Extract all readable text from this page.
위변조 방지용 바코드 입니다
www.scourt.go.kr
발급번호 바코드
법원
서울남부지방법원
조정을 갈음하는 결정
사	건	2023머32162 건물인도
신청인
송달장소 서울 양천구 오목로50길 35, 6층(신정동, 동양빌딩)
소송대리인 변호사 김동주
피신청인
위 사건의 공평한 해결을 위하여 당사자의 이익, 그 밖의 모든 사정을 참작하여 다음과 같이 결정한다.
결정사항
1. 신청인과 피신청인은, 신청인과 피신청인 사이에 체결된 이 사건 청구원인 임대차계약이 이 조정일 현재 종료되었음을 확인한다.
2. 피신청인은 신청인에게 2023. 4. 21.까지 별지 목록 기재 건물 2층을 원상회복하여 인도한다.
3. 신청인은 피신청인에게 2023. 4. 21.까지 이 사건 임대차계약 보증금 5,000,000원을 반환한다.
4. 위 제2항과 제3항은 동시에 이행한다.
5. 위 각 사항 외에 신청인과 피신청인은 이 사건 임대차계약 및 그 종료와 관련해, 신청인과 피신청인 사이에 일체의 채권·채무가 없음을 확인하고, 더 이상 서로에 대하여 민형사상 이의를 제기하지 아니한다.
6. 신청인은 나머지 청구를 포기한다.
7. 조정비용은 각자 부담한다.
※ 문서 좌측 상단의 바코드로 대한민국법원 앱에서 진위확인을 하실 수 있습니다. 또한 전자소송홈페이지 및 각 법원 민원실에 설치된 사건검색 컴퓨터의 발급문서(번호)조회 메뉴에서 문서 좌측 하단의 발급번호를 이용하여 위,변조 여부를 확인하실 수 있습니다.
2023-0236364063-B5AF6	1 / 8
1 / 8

§ **YOUR INSTRUCTIONS**:
Print the material verbatim, all of it.

§ **EXPECTED OUTPUT**:
Extract all readable text from this page.
위변조 방지용 바코드 입니다
www.scourt.go.kr
발급번호 바코드
법원
서울남부지방법원
조정을 갈음하는 결정
사	건	2023머32162 건물인도
신청인
송달장소 서울 양천구 오목로50길 35, 6층(신정동, 동양빌딩)
소송대리인 변호사 김동주
피신청인
위 사건의 공평한 해결을 위하여 당사자의 이익, 그 밖의 모든 사정을 참작하여 다음과 같이 결정한다.
결정사항
1. 신청인과 피신청인은, 신청인과 피신청인 사이에 체결된 이 사건 청구원인 임대차계약이 이 조정일 현재 종료되었음을 확인한다.
2. 피신청인은 신청인에게 2023. 4. 21.까지 별지 목록 기재 건물 2층을 원상회복하여 인도한다.
3. 신청인은 피신청인에게 2023. 4. 21.까지 이 사건 임대차계약 보증금 5,000,000원을 반환한다.
4. 위 제2항과 제3항은 동시에 이행한다.
5. 위 각 사항 외에 신청인과 피신청인은 이 사건 임대차계약 및 그 종료와 관련해, 신청인과 피신청인 사이에 일체의 채권·채무가 없음을 확인하고, 더 이상 서로에 대하여 민형사상 이의를 제기하지 아니한다.
6. 신청인은 나머지 청구를 포기한다.
7. 조정비용은 각자 부담한다.
※ 문서 좌측 상단의 바코드로 대한민국법원 앱에서 진위확인을 하실 수 있습니다. 또한 전자소송홈페이지 및 각 법원 민원실에 설치된 사건검색 컴퓨터의 발급문서(번호)조회 메뉴에서 문서 좌측 하단의 발급번호를 이용하여 위,변조 여부를 확인하실 수 있습니다.
2023-0236364063-B5AF6	1 / 8
1 / 8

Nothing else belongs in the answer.